* Exercise description *
Do any lines in the data below contain "JSON"? If so, copy every one of them.

---------------

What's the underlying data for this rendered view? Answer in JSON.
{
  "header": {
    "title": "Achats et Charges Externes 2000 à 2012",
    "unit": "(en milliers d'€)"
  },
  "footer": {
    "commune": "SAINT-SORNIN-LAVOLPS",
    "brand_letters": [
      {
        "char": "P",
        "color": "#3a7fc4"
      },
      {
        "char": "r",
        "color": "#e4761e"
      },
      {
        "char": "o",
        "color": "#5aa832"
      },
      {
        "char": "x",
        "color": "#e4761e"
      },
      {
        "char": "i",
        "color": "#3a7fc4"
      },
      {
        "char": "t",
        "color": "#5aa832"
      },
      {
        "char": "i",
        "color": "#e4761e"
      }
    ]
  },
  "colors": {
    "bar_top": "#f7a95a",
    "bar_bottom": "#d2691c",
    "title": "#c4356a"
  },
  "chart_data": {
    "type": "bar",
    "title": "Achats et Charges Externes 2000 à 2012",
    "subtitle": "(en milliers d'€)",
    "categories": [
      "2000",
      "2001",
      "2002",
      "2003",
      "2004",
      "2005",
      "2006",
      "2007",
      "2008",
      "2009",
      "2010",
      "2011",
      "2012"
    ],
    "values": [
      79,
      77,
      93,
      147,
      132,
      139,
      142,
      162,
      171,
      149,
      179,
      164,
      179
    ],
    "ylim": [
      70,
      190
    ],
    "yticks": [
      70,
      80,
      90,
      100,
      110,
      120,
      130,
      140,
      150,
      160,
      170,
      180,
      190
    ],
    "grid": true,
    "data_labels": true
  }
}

---------------

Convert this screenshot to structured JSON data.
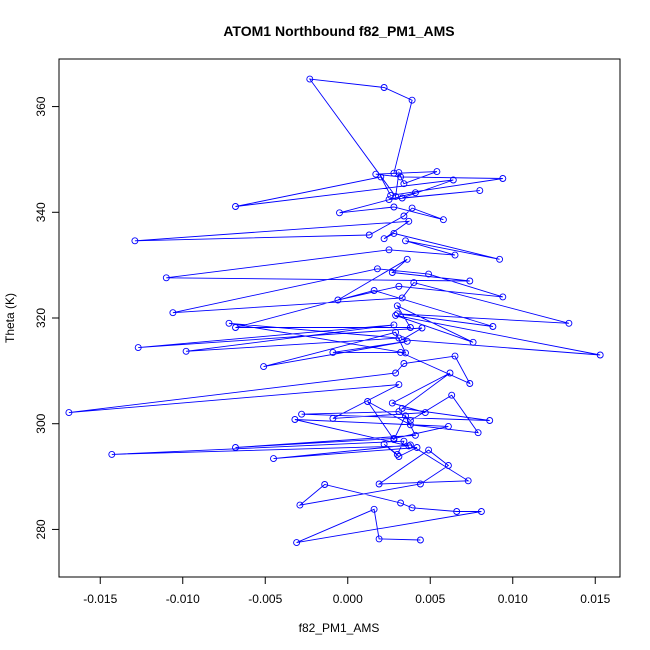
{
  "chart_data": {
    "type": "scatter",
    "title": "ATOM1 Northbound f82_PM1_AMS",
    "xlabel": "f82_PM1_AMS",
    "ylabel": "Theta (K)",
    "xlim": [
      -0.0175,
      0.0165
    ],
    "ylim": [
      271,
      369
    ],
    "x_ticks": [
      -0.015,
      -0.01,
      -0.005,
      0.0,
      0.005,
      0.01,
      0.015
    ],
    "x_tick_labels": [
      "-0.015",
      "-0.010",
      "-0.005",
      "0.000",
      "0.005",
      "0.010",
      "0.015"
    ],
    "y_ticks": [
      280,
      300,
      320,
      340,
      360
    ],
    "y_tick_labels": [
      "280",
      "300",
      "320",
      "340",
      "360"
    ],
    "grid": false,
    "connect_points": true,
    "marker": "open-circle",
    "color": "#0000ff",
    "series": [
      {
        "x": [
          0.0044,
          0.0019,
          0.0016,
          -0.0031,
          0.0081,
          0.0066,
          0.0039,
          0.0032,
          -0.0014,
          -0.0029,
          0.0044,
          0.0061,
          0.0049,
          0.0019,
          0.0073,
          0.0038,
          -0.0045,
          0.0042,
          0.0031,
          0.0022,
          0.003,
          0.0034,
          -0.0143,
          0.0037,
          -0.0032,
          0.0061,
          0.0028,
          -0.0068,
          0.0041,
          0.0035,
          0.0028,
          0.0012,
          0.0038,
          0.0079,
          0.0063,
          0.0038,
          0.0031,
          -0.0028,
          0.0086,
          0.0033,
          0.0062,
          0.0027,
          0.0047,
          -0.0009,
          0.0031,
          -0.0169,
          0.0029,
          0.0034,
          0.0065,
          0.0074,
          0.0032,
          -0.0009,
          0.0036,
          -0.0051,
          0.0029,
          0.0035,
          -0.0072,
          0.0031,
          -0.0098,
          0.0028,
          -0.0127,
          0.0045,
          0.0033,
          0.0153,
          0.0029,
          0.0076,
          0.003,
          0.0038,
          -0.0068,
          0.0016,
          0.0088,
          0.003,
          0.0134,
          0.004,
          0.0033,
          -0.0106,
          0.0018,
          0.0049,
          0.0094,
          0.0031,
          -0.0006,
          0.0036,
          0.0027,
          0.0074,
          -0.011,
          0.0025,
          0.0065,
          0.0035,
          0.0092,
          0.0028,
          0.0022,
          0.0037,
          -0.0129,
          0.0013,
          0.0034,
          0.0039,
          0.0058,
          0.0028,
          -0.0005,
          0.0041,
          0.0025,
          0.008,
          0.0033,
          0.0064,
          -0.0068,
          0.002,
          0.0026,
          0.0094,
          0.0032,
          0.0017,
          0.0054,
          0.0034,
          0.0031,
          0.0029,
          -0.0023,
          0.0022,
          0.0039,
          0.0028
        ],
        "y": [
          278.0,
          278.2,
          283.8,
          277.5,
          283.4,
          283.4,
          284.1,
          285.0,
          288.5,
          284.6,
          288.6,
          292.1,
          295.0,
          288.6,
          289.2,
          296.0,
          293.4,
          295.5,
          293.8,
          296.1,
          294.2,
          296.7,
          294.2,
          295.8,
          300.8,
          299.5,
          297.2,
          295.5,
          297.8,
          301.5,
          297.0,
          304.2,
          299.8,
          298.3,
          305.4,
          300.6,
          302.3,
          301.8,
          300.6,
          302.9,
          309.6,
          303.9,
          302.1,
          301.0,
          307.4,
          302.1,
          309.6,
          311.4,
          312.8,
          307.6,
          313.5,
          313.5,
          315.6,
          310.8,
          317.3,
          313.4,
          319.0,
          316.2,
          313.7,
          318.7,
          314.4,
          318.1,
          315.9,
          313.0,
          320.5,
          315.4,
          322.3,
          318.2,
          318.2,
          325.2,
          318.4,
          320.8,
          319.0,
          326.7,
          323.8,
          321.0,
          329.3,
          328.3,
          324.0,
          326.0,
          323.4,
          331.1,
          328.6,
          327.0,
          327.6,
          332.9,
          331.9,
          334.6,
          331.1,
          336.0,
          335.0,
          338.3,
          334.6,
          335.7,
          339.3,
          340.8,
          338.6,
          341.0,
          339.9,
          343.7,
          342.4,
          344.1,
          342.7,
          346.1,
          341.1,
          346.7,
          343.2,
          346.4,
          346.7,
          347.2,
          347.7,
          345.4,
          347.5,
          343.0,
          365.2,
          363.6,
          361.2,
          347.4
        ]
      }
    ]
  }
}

---------------

* Exercise solution *
What's the underlying data for this rendered view? Answer in JSON.
Convert this screenshot to structured JSON data.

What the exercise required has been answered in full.